• [Description of the task]: Copy out every line that contains the word "Taytlı".

* BEGIN *

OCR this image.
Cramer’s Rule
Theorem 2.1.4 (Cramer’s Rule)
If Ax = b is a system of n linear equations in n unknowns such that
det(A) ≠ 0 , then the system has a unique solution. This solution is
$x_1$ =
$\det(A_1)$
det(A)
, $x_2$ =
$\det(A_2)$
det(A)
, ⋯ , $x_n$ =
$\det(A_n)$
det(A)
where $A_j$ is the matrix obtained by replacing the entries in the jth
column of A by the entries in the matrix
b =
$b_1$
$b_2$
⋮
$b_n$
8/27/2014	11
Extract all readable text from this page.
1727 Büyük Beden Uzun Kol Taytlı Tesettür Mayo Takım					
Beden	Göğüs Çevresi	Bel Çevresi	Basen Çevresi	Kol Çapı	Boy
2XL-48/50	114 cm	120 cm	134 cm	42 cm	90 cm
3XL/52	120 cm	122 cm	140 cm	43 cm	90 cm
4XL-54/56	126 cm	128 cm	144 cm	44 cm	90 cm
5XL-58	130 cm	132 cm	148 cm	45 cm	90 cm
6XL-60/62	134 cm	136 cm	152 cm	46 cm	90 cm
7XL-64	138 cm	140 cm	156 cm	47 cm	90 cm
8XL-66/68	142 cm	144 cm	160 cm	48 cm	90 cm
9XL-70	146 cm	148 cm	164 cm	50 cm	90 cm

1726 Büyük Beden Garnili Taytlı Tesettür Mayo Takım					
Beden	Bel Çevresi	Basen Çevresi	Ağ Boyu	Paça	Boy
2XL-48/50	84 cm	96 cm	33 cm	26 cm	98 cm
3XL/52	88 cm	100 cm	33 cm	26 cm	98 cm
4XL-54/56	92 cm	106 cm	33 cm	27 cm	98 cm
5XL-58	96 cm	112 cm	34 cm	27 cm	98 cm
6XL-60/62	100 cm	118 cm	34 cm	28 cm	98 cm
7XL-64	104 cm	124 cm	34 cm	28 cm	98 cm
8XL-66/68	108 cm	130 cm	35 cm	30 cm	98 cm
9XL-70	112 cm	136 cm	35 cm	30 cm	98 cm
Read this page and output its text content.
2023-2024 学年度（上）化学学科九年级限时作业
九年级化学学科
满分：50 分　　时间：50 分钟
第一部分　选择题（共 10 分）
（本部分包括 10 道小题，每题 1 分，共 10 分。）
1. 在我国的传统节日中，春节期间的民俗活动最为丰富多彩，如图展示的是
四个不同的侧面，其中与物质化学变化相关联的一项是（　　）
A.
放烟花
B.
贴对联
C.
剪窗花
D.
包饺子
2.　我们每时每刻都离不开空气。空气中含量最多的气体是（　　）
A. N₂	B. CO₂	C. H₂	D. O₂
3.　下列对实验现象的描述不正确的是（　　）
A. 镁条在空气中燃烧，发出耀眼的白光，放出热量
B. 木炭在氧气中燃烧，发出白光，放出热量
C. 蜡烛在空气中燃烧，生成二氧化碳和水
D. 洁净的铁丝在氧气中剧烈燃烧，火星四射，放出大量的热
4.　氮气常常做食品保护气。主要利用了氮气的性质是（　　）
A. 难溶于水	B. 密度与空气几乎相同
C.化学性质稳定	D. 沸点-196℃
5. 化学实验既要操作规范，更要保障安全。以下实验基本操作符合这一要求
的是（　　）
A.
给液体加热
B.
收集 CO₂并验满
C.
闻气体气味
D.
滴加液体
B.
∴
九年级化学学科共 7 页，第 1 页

* END *

• [Output for this exercise]:
1727 Büyük Beden Uzun Kol Taytlı Tesettür Mayo Takım					
1726 Büyük Beden Garnili Taytlı Tesettür Mayo Takım					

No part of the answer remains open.